• _Written request_
In the lines below, find the one that contains "Transcribe the text in this document." and write it out exactly, along with every line that follows it.

┌─ Extracted entries

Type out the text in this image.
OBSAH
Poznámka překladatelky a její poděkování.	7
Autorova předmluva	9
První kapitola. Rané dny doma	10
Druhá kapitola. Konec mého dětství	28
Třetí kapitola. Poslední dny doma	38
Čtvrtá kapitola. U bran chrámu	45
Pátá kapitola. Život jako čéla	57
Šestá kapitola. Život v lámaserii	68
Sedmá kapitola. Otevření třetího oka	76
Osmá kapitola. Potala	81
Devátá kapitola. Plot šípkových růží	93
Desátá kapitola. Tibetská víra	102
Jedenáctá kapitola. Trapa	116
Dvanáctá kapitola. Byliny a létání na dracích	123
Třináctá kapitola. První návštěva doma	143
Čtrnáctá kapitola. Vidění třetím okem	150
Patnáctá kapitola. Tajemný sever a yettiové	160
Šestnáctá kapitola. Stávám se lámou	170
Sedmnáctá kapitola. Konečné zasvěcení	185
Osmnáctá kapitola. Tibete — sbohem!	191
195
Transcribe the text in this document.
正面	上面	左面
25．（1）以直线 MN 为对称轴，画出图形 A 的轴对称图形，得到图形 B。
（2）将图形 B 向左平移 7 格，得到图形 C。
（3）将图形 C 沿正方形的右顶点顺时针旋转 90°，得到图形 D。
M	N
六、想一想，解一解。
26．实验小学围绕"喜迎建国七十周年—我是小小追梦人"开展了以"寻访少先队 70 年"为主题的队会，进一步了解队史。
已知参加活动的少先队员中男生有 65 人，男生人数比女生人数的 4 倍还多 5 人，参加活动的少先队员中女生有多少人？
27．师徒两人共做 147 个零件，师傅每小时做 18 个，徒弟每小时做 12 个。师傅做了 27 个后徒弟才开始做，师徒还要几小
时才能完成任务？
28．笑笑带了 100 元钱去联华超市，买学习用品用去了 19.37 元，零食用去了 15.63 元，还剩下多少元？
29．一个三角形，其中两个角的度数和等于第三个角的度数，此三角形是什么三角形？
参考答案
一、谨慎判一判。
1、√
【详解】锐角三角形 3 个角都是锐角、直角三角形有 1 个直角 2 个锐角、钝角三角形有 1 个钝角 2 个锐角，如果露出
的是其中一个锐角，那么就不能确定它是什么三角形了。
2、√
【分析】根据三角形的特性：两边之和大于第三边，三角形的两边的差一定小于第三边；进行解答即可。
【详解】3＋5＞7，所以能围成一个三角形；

└─

• _Answer to the task_
Transcribe the text in this document.
正面	上面	左面
25．（1）以直线 MN 为对称轴，画出图形 A 的轴对称图形，得到图形 B。
（2）将图形 B 向左平移 7 格，得到图形 C。
（3）将图形 C 沿正方形的右顶点顺时针旋转 90°，得到图形 D。
M	N
六、想一想，解一解。
26．实验小学围绕"喜迎建国七十周年—我是小小追梦人"开展了以"寻访少先队 70 年"为主题的队会，进一步了解队史。
已知参加活动的少先队员中男生有 65 人，男生人数比女生人数的 4 倍还多 5 人，参加活动的少先队员中女生有多少人？
27．师徒两人共做 147 个零件，师傅每小时做 18 个，徒弟每小时做 12 个。师傅做了 27 个后徒弟才开始做，师徒还要几小
时才能完成任务？
28．笑笑带了 100 元钱去联华超市，买学习用品用去了 19.37 元，零食用去了 15.63 元，还剩下多少元？
29．一个三角形，其中两个角的度数和等于第三个角的度数，此三角形是什么三角形？
参考答案
一、谨慎判一判。
1、√
【详解】锐角三角形 3 个角都是锐角、直角三角形有 1 个直角 2 个锐角、钝角三角形有 1 个钝角 2 个锐角，如果露出
的是其中一个锐角，那么就不能确定它是什么三角形了。
2、√
【分析】根据三角形的特性：两边之和大于第三边，三角形的两边的差一定小于第三边；进行解答即可。
【详解】3＋5＞7，所以能围成一个三角形；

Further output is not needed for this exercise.